▶ [WHAT THE EXERCISE ASKS]: The records below are to be quoted in full; please keep every word exact.

▶ [SUPPLIED MATERIAL]:
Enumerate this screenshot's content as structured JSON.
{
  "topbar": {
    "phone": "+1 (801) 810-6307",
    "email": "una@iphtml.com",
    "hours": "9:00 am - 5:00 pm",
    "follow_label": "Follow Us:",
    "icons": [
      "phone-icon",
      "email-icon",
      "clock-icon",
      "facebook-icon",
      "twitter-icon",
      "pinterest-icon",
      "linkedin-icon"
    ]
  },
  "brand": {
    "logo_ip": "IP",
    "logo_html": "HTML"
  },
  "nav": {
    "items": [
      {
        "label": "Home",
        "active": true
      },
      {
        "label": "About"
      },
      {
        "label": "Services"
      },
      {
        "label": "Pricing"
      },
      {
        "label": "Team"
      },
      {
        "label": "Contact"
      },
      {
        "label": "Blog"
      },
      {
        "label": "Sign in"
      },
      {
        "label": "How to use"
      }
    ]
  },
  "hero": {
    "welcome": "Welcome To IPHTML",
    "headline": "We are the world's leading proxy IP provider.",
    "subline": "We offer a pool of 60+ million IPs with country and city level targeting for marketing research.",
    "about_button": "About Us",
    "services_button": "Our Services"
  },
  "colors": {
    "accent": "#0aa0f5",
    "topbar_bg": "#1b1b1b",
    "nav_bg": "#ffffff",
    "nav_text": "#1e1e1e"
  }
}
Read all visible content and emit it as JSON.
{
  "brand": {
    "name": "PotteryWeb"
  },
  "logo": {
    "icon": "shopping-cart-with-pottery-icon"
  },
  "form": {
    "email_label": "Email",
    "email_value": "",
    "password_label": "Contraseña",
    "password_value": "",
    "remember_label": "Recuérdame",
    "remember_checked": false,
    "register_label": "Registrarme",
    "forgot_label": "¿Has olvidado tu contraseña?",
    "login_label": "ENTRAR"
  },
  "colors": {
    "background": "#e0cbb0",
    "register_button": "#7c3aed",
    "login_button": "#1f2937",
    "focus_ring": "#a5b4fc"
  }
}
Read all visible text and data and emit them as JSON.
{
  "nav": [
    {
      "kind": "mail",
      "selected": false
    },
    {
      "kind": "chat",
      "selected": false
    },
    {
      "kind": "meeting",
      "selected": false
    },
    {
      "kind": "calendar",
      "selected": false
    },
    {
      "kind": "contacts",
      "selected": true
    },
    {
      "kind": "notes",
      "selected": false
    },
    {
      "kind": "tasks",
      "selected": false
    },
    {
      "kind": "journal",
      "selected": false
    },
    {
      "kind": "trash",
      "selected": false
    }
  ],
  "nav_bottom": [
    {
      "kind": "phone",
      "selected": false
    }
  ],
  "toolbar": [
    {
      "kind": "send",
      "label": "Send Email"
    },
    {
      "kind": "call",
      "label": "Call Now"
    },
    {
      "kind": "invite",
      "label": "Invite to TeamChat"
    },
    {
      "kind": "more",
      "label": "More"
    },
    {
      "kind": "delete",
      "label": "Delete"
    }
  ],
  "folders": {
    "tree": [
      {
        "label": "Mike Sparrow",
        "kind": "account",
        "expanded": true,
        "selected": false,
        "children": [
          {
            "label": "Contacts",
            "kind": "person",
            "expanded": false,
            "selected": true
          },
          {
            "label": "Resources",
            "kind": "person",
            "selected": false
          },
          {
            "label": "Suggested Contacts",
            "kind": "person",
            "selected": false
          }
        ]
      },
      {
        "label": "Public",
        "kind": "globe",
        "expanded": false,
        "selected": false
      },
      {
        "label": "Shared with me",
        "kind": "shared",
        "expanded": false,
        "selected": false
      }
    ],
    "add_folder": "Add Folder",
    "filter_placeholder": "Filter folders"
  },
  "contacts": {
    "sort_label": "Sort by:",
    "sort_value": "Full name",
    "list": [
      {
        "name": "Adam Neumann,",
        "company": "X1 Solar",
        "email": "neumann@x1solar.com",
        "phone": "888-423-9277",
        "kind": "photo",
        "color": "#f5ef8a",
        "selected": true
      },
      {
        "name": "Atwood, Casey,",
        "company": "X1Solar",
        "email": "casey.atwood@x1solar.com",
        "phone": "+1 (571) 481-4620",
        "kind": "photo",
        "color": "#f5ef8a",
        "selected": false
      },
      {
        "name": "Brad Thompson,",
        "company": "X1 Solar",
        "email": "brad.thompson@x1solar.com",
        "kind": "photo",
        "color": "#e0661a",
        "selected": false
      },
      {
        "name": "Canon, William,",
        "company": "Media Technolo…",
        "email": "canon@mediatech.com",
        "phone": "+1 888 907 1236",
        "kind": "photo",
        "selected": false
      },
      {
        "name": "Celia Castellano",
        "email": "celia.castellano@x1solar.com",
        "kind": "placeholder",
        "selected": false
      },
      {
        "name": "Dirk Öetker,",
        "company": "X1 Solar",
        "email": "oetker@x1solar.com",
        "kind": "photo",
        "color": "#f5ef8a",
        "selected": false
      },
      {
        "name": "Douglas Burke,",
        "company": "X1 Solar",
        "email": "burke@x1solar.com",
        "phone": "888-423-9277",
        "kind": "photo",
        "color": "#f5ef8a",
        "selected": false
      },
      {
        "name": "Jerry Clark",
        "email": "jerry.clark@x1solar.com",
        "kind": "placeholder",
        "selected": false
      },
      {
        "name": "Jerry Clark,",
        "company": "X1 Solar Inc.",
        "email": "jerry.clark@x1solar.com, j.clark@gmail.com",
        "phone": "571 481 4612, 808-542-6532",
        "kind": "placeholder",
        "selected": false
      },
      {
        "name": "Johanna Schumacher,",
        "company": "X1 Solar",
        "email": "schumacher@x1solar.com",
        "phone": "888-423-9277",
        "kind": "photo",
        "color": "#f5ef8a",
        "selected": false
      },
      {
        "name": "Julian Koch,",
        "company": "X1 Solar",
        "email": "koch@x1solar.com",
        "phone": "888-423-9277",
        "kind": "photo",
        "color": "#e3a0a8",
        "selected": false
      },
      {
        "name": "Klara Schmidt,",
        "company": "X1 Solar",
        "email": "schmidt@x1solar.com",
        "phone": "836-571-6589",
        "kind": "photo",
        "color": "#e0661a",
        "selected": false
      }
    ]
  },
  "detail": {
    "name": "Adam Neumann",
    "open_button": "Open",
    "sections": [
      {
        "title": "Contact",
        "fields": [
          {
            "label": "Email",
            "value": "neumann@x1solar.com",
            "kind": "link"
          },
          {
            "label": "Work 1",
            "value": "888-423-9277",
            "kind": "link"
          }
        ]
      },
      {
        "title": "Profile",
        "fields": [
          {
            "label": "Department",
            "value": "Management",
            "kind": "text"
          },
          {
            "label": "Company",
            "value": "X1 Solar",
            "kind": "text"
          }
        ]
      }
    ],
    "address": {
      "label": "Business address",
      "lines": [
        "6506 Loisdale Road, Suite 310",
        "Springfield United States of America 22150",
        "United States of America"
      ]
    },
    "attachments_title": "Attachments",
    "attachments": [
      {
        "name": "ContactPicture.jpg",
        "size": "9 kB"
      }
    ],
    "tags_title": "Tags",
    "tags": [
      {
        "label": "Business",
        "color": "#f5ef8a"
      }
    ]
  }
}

▶ [RESULT OF THIS TASK]:
Enumerate this screenshot's content as structured JSON.
{
  "topbar": {
    "phone": "+1 (801) 810-6307",
    "email": "una@iphtml.com",
    "hours": "9:00 am - 5:00 pm",
    "follow_label": "Follow Us:",
    "icons": [
      "phone-icon",
      "email-icon",
      "clock-icon",
      "facebook-icon",
      "twitter-icon",
      "pinterest-icon",
      "linkedin-icon"
    ]
  },
  "brand": {
    "logo_ip": "IP",
    "logo_html": "HTML"
  },
  "nav": {
    "items": [
      {
        "label": "Home",
        "active": true
      },
      {
        "label": "About"
      },
      {
        "label": "Services"
      },
      {
        "label": "Pricing"
      },
      {
        "label": "Team"
      },
      {
        "label": "Contact"
      },
      {
        "label": "Blog"
      },
      {
        "label": "Sign in"
      },
      {
        "label": "How to use"
      }
    ]
  },
  "hero": {
    "welcome": "Welcome To IPHTML",
    "headline": "We are the world's leading proxy IP provider.",
    "subline": "We offer a pool of 60+ million IPs with country and city level targeting for marketing research.",
    "about_button": "About Us",
    "services_button": "Our Services"
  },
  "colors": {
    "accent": "#0aa0f5",
    "topbar_bg": "#1b1b1b",
    "nav_bg": "#ffffff",
    "nav_text": "#1e1e1e"
  }
}
Read all visible content and emit it as JSON.
{
  "brand": {
    "name": "PotteryWeb"
  },
  "logo": {
    "icon": "shopping-cart-with-pottery-icon"
  },
  "form": {
    "email_label": "Email",
    "email_value": "",
    "password_label": "Contraseña",
    "password_value": "",
    "remember_label": "Recuérdame",
    "remember_checked": false,
    "register_label": "Registrarme",
    "forgot_label": "¿Has olvidado tu contraseña?",
    "login_label": "ENTRAR"
  },
  "colors": {
    "background": "#e0cbb0",
    "register_button": "#7c3aed",
    "login_button": "#1f2937",
    "focus_ring": "#a5b4fc"
  }
}
Read all visible text and data and emit them as JSON.
{
  "nav": [
    {
      "kind": "mail",
      "selected": false
    },
    {
      "kind": "chat",
      "selected": false
    },
    {
      "kind": "meeting",
      "selected": false
    },
    {
      "kind": "calendar",
      "selected": false
    },
    {
      "kind": "contacts",
      "selected": true
    },
    {
      "kind": "notes",
      "selected": false
    },
    {
      "kind": "tasks",
      "selected": false
    },
    {
      "kind": "journal",
      "selected": false
    },
    {
      "kind": "trash",
      "selected": false
    }
  ],
  "nav_bottom": [
    {
      "kind": "phone",
      "selected": false
    }
  ],
  "toolbar": [
    {
      "kind": "send",
      "label": "Send Email"
    },
    {
      "kind": "call",
      "label": "Call Now"
    },
    {
      "kind": "invite",
      "label": "Invite to TeamChat"
    },
    {
      "kind": "more",
      "label": "More"
    },
    {
      "kind": "delete",
      "label": "Delete"
    }
  ],
  "folders": {
    "tree": [
      {
        "label": "Mike Sparrow",
        "kind": "account",
        "expanded": true,
        "selected": false,
        "children": [
          {
            "label": "Contacts",
            "kind": "person",
            "expanded": false,
            "selected": true
          },
          {
            "label": "Resources",
            "kind": "person",
            "selected": false
          },
          {
            "label": "Suggested Contacts",
            "kind": "person",
            "selected": false
          }
        ]
      },
      {
        "label": "Public",
        "kind": "globe",
        "expanded": false,
        "selected": false
      },
      {
        "label": "Shared with me",
        "kind": "shared",
        "expanded": false,
        "selected": false
      }
    ],
    "add_folder": "Add Folder",
    "filter_placeholder": "Filter folders"
  },
  "contacts": {
    "sort_label": "Sort by:",
    "sort_value": "Full name",
    "list": [
      {
        "name": "Adam Neumann,",
        "company": "X1 Solar",
        "email": "neumann@x1solar.com",
        "phone": "888-423-9277",
        "kind": "photo",
        "color": "#f5ef8a",
        "selected": true
      },
      {
        "name": "Atwood, Casey,",
        "company": "X1Solar",
        "email": "casey.atwood@x1solar.com",
        "phone": "+1 (571) 481-4620",
        "kind": "photo",
        "color": "#f5ef8a",
        "selected": false
      },
      {
        "name": "Brad Thompson,",
        "company": "X1 Solar",
        "email": "brad.thompson@x1solar.com",
        "kind": "photo",
        "color": "#e0661a",
        "selected": false
      },
      {
        "name": "Canon, William,",
        "company": "Media Technolo…",
        "email": "canon@mediatech.com",
        "phone": "+1 888 907 1236",
        "kind": "photo",
        "selected": false
      },
      {
        "name": "Celia Castellano",
        "email": "celia.castellano@x1solar.com",
        "kind": "placeholder",
        "selected": false
      },
      {
        "name": "Dirk Öetker,",
        "company": "X1 Solar",
        "email": "oetker@x1solar.com",
        "kind": "photo",
        "color": "#f5ef8a",
        "selected": false
      },
      {
        "name": "Douglas Burke,",
        "company": "X1 Solar",
        "email": "burke@x1solar.com",
        "phone": "888-423-9277",
        "kind": "photo",
        "color": "#f5ef8a",
        "selected": false
      },
      {
        "name": "Jerry Clark",
        "email": "jerry.clark@x1solar.com",
        "kind": "placeholder",
        "selected": false
      },
      {
        "name": "Jerry Clark,",
        "company": "X1 Solar Inc.",
        "email": "jerry.clark@x1solar.com, j.clark@gmail.com",
        "phone": "571 481 4612, 808-542-6532",
        "kind": "placeholder",
        "selected": false
      },
      {
        "name": "Johanna Schumacher,",
        "company": "X1 Solar",
        "email": "schumacher@x1solar.com",
        "phone": "888-423-9277",
        "kind": "photo",
        "color": "#f5ef8a",
        "selected": false
      },
      {
        "name": "Julian Koch,",
        "company": "X1 Solar",
        "email": "koch@x1solar.com",
        "phone": "888-423-9277",
        "kind": "photo",
        "color": "#e3a0a8",
        "selected": false
      },
      {
        "name": "Klara Schmidt,",
        "company": "X1 Solar",
        "email": "schmidt@x1solar.com",
        "phone": "836-571-6589",
        "kind": "photo",
        "color": "#e0661a",
        "selected": false
      }
    ]
  },
  "detail": {
    "name": "Adam Neumann",
    "open_button": "Open",
    "sections": [
      {
        "title": "Contact",
        "fields": [
          {
            "label": "Email",
            "value": "neumann@x1solar.com",
            "kind": "link"
          },
          {
            "label": "Work 1",
            "value": "888-423-9277",
            "kind": "link"
          }
        ]
      },
      {
        "title": "Profile",
        "fields": [
          {
            "label": "Department",
            "value": "Management",
            "kind": "text"
          },
          {
            "label": "Company",
            "value": "X1 Solar",
            "kind": "text"
          }
        ]
      }
    ],
    "address": {
      "label": "Business address",
      "lines": [
        "6506 Loisdale Road, Suite 310",
        "Springfield United States of America 22150",
        "United States of America"
      ]
    },
    "attachments_title": "Attachments",
    "attachments": [
      {
        "name": "ContactPicture.jpg",
        "size": "9 kB"
      }
    ],
    "tags_title": "Tags",
    "tags": [
      {
        "label": "Business",
        "color": "#f5ef8a"
      }
    ]
  }
}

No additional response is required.